- Stored rows -
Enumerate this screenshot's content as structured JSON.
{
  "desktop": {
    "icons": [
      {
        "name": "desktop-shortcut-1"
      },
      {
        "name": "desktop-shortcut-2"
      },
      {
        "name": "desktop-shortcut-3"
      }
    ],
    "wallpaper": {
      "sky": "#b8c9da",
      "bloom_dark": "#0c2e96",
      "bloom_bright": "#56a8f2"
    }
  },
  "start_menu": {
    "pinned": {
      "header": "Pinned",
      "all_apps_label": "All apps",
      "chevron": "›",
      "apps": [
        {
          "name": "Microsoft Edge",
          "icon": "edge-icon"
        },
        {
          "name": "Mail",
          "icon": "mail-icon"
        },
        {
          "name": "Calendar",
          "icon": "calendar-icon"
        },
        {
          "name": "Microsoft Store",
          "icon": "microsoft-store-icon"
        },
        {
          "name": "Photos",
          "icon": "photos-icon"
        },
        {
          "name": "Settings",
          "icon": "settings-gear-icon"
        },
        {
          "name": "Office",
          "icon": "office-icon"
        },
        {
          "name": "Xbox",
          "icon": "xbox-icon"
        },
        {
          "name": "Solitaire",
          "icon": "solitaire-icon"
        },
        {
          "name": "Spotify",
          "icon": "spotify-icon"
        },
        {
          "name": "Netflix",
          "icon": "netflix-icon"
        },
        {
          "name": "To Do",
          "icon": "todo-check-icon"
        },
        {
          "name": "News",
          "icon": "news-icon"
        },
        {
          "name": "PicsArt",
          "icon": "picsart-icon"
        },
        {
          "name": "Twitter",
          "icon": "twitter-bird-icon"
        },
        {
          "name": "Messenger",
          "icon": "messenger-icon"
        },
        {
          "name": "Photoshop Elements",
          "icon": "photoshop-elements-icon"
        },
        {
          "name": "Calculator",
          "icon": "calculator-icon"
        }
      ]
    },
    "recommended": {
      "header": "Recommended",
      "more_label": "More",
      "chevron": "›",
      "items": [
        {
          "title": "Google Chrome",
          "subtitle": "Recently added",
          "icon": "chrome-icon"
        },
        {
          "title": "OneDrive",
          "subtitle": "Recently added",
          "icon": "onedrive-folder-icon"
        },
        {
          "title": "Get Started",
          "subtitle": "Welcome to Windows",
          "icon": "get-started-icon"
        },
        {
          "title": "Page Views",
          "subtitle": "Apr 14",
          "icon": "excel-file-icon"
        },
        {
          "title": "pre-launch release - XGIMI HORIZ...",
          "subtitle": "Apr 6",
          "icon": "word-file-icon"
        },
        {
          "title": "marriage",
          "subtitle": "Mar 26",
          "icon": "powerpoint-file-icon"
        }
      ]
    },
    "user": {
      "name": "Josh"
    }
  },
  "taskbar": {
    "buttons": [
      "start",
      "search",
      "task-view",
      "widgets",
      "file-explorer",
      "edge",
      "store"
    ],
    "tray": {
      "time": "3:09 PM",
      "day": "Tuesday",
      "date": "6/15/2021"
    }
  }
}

- The request -
Collect the lines that hold "subtitle".

- Solution below -
          "subtitle": "Recently added",
          "subtitle": "Recently added",
          "subtitle": "Welcome to Windows",
          "subtitle": "Apr 14",
          "subtitle": "Apr 6",
          "subtitle": "Mar 26",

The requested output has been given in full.